Copy out all lines carrying the word "color".
···
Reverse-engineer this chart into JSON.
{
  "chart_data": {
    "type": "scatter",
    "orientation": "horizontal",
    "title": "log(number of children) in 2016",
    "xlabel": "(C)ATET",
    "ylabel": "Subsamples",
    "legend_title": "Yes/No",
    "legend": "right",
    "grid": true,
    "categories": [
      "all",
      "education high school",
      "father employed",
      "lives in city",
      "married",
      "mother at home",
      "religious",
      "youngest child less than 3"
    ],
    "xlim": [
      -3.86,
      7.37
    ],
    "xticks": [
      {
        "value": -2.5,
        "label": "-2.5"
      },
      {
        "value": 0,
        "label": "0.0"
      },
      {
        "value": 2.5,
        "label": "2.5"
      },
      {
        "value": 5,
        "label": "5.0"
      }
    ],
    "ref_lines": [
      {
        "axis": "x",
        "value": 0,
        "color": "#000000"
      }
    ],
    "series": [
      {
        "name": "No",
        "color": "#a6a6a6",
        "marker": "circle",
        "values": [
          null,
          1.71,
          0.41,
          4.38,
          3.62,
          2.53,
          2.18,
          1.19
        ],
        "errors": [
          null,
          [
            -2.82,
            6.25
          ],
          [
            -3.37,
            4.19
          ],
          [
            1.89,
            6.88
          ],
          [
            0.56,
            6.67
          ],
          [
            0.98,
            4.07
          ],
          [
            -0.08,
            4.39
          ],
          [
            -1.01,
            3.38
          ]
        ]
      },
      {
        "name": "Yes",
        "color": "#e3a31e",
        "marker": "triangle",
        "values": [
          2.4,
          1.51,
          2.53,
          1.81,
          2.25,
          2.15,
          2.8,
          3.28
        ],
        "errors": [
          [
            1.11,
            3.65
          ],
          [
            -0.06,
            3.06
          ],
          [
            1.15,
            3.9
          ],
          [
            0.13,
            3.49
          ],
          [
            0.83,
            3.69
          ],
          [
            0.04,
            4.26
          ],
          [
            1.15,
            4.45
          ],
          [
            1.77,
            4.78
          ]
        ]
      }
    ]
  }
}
···
SOLVED EXERCISE =>
        "color": "#000000"
        "color": "#a6a6a6",
        "color": "#e3a31e",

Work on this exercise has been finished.